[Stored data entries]
--- start ---
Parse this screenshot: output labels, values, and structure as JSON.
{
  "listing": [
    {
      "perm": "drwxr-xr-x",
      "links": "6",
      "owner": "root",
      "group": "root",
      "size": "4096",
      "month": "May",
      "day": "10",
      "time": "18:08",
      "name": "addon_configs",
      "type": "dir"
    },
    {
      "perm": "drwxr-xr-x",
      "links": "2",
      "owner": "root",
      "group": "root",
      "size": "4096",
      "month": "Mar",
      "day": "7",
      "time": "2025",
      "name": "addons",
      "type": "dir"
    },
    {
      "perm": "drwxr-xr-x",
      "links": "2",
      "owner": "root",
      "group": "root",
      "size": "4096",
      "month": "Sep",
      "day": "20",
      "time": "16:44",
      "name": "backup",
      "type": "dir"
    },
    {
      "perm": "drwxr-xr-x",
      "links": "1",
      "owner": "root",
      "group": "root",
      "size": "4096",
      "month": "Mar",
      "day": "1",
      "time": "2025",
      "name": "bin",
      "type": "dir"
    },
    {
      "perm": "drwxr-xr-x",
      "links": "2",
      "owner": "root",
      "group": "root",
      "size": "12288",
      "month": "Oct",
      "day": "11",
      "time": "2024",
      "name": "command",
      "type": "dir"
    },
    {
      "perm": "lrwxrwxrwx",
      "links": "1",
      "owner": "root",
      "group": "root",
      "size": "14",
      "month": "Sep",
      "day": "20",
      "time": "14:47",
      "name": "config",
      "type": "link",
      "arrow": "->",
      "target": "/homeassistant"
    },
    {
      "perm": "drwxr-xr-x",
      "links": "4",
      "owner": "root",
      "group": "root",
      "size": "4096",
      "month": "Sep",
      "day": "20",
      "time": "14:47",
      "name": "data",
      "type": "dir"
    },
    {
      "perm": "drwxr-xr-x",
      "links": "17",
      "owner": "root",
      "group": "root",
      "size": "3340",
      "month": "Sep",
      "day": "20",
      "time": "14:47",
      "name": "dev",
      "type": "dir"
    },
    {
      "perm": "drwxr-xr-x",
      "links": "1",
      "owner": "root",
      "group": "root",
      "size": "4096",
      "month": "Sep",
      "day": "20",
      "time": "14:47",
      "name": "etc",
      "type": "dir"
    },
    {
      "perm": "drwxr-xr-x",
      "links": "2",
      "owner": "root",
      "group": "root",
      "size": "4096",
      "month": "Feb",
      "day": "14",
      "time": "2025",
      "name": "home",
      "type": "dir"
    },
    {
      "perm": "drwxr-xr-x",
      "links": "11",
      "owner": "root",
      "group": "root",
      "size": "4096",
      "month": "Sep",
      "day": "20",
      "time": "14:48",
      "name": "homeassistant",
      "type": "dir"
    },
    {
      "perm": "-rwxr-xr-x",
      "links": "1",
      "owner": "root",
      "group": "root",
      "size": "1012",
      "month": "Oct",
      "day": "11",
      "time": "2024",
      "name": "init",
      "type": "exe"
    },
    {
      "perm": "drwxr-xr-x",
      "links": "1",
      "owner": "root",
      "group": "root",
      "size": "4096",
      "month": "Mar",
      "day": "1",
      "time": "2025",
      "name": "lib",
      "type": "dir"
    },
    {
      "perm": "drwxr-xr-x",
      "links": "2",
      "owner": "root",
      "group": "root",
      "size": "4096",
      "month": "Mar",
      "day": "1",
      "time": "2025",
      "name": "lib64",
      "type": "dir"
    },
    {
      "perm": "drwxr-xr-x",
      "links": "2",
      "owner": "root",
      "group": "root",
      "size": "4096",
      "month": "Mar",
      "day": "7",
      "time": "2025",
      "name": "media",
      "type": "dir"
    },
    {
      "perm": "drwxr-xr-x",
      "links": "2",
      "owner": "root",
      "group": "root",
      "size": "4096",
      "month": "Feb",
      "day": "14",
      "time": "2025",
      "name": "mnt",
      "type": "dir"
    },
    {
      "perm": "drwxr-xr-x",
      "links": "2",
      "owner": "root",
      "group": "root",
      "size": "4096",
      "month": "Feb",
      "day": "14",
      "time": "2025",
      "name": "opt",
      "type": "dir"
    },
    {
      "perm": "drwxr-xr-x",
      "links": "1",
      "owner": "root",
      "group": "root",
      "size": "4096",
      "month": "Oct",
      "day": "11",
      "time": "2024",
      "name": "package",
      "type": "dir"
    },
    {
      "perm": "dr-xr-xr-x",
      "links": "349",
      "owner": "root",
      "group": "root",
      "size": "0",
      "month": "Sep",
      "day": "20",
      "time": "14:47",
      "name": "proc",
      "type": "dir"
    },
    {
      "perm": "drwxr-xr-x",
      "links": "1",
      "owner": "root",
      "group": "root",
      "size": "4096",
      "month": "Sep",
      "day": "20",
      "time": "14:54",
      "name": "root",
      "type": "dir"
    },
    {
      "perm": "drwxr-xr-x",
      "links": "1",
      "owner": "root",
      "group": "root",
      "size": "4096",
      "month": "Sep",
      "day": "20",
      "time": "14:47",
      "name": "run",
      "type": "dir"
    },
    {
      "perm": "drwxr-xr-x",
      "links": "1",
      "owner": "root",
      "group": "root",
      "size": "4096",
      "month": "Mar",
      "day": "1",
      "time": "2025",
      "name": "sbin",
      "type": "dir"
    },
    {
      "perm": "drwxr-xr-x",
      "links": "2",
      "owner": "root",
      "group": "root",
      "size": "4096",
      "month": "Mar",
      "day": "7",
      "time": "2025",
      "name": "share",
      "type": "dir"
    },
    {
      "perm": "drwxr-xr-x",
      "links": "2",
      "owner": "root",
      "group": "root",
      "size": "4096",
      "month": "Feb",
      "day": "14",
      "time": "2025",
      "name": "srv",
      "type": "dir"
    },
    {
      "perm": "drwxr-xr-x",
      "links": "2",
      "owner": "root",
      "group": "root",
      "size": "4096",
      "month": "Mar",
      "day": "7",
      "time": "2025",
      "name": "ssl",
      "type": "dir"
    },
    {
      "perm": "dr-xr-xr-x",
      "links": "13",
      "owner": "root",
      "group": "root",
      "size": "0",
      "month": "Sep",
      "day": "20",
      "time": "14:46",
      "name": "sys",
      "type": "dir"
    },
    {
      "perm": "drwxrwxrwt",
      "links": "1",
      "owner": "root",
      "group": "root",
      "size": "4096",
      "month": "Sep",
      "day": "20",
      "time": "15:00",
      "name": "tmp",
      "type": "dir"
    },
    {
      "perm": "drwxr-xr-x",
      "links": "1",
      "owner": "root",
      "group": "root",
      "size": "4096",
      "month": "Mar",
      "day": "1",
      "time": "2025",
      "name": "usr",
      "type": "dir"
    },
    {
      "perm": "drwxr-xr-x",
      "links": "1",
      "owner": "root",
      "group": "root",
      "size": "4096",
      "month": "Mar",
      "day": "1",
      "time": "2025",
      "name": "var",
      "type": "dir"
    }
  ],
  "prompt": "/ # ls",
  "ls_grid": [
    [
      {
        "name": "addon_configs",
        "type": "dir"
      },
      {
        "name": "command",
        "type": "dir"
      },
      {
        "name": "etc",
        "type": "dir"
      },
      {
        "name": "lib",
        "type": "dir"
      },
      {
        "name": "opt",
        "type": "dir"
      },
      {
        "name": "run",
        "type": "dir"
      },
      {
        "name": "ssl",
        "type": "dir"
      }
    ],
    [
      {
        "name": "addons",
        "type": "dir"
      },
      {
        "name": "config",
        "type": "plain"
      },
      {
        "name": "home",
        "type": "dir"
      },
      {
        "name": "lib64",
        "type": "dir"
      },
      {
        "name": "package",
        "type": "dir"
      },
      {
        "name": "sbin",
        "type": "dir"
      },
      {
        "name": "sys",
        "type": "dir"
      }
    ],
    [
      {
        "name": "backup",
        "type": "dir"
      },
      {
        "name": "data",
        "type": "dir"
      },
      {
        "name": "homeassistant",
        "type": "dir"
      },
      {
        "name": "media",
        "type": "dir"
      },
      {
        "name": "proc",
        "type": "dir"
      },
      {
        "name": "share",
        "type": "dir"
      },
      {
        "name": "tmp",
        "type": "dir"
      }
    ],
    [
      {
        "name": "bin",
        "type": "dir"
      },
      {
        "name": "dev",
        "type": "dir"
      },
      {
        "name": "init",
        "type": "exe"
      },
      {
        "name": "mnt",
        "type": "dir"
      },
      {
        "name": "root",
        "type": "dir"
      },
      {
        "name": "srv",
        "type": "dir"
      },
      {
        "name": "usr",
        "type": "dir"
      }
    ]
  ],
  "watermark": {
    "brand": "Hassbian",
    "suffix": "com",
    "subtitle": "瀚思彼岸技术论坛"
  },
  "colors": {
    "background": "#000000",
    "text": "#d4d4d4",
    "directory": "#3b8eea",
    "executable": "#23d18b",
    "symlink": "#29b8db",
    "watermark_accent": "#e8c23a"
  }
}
--- end ---
Pull out every line in the material above where "homeassistant" occurs.

- _OUTPUT OF THE EXERCISE_
      "target": "/homeassistant"
      "name": "homeassistant",
        "name": "homeassistant",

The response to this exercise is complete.